Task goal: Filter these entries so that only lines with the word "this" remain.
* Start *
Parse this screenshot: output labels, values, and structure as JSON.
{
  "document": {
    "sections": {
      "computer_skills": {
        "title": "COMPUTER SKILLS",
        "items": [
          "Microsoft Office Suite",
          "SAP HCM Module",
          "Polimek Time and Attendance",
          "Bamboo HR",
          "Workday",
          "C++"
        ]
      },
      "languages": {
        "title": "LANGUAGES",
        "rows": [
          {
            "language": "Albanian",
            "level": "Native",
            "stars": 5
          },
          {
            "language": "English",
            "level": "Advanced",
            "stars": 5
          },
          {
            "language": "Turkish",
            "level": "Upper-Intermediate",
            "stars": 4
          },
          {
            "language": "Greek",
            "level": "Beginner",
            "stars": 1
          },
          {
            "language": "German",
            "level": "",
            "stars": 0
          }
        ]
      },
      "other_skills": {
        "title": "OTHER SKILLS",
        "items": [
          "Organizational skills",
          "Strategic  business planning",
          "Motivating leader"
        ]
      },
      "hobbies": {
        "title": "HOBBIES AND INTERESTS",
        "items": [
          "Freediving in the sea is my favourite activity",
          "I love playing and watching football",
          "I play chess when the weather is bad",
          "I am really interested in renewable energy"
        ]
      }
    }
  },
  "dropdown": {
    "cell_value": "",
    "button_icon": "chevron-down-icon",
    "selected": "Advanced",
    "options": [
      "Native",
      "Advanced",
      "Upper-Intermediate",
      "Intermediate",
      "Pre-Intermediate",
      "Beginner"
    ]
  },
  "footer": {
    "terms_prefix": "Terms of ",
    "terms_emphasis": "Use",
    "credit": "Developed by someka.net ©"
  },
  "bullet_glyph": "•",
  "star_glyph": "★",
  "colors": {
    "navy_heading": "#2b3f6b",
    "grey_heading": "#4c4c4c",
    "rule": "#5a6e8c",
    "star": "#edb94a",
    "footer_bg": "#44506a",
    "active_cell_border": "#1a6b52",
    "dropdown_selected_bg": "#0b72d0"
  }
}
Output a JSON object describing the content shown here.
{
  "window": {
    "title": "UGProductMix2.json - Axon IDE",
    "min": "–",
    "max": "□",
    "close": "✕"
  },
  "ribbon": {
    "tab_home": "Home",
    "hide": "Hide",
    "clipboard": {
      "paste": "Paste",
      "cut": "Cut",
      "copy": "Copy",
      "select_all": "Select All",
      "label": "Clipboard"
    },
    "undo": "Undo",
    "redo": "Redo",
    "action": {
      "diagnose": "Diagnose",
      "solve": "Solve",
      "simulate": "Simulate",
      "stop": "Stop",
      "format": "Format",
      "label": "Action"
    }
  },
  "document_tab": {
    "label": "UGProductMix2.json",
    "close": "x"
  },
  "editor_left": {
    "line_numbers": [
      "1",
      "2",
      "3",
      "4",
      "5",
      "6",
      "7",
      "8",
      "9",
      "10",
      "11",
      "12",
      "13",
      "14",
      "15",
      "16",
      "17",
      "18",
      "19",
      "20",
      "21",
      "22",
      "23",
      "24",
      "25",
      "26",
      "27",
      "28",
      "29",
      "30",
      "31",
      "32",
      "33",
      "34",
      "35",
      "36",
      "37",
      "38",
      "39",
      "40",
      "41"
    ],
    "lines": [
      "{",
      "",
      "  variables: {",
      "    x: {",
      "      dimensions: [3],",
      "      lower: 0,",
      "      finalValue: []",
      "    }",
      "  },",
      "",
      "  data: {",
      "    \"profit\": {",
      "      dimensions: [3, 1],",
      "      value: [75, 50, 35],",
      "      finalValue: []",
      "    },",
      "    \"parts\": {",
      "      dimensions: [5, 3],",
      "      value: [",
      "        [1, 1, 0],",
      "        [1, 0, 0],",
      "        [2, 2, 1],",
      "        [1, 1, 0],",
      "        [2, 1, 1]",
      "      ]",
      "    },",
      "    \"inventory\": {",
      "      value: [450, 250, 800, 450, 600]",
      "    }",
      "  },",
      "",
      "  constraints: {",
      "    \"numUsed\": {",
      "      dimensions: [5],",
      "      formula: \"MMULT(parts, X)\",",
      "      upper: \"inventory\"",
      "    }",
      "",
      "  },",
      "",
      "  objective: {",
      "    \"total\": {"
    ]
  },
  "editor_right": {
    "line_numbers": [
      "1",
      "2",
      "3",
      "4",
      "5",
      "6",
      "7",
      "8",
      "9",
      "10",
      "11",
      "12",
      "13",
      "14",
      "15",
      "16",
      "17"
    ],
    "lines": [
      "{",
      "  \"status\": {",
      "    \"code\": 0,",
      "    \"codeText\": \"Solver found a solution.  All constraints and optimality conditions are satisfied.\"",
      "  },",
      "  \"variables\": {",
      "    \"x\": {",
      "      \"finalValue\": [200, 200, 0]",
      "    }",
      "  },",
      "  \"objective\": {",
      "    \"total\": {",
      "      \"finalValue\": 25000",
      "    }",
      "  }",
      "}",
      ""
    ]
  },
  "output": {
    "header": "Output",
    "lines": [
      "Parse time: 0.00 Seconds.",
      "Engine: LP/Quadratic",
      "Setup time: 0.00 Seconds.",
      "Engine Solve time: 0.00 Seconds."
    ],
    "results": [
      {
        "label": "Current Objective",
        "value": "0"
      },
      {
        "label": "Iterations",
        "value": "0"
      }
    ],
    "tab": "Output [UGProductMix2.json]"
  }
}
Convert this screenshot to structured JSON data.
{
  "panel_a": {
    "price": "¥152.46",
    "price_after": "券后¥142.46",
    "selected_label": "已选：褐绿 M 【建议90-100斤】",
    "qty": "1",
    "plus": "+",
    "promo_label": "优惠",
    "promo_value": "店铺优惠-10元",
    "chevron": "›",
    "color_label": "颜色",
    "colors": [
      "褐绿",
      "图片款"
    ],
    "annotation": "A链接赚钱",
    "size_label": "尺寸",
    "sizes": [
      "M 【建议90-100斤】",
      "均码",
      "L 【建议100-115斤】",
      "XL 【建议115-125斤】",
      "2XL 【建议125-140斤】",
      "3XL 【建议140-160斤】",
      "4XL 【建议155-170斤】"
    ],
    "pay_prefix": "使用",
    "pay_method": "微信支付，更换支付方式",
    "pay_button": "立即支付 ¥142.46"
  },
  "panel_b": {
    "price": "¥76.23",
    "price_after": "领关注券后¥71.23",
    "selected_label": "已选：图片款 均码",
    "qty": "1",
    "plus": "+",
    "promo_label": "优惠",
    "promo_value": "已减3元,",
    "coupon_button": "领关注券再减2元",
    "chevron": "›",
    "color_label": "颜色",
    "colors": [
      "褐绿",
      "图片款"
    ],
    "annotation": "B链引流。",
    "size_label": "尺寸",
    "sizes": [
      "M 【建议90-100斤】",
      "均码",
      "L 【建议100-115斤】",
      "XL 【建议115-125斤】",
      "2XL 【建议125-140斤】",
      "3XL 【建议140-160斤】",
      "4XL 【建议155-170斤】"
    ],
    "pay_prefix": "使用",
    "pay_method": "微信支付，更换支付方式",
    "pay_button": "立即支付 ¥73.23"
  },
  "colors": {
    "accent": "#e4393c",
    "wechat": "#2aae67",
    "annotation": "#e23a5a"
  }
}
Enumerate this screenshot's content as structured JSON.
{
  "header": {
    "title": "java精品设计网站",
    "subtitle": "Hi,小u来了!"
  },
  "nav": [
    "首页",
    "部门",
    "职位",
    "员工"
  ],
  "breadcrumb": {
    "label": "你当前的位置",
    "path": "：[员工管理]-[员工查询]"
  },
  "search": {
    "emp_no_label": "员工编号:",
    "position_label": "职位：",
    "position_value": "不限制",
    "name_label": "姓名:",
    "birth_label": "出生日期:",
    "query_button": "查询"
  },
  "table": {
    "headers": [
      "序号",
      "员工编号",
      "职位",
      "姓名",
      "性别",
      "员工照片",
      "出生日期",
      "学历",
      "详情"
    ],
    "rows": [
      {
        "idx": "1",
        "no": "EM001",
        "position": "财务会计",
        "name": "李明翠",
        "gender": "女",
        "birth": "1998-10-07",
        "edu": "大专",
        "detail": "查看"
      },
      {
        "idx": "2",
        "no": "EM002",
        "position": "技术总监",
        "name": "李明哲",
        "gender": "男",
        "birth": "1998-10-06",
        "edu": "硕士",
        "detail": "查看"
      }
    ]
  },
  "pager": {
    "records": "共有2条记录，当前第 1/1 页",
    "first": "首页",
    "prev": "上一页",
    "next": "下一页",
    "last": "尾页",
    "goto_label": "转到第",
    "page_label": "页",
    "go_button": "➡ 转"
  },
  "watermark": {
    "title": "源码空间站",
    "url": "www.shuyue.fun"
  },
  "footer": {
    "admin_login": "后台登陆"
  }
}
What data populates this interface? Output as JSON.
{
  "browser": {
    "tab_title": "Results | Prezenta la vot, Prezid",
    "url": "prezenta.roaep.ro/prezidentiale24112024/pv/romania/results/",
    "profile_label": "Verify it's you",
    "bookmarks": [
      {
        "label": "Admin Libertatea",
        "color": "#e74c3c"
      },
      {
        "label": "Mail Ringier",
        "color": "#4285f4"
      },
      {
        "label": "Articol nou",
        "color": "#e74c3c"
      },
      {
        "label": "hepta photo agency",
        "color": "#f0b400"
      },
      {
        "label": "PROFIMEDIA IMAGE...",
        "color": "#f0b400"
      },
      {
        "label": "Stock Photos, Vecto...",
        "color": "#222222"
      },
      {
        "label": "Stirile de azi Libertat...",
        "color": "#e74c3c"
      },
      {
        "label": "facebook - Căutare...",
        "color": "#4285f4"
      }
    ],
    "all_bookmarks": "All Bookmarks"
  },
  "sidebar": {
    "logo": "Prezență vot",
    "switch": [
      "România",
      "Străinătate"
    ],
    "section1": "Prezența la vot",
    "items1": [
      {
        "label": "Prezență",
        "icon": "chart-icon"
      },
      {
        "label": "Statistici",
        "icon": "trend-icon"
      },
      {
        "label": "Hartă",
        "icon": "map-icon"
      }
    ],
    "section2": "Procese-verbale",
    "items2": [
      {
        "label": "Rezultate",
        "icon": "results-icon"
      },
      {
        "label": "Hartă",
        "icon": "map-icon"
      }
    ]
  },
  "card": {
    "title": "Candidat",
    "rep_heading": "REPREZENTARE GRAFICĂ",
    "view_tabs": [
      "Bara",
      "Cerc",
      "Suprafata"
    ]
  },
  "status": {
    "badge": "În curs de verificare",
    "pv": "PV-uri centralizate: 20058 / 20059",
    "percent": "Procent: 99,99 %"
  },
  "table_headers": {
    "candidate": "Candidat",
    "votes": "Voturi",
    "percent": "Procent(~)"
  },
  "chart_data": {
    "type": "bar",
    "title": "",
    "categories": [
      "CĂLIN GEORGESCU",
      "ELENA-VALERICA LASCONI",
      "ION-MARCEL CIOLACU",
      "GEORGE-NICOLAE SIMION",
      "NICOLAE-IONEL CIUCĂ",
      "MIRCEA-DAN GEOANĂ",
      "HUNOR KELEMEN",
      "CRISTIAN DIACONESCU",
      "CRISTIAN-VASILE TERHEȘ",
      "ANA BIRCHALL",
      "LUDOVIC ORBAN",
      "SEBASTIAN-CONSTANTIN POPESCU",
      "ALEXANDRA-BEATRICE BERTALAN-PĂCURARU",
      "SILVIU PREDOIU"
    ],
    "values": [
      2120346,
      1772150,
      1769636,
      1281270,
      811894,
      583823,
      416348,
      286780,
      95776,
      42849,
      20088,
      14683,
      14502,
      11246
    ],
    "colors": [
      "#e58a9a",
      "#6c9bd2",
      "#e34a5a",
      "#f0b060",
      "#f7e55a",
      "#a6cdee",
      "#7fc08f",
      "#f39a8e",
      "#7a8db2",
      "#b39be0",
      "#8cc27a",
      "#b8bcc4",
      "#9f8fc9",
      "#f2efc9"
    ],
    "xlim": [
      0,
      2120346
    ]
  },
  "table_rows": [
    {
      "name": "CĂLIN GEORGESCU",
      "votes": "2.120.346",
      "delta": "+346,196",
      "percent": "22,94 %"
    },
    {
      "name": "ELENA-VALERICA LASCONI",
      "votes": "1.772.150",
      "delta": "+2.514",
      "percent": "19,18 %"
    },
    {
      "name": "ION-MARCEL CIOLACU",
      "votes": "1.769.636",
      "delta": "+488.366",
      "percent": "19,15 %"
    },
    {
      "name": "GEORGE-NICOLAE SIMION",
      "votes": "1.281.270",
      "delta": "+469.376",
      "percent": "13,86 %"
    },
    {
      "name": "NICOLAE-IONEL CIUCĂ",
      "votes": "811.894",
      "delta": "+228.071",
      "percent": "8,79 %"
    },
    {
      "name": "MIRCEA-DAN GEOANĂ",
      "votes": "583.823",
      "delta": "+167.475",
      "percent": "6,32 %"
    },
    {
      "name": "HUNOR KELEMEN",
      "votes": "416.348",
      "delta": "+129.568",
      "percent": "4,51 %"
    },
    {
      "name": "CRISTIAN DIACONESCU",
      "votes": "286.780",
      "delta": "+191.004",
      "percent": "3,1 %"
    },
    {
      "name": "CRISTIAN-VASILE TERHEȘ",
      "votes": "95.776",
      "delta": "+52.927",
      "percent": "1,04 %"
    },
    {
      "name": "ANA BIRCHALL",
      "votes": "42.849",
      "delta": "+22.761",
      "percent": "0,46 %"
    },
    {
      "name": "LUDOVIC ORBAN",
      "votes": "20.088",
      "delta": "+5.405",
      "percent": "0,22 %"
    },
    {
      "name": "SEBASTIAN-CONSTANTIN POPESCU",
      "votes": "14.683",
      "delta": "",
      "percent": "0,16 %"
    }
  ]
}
* End *
Result of the exercise:
Parse this screenshot: output labels, values, and structure as JSON.
Convert this screenshot to structured JSON data.
Enumerate this screenshot's content as structured JSON.
What data populates this interface? Output as JSON.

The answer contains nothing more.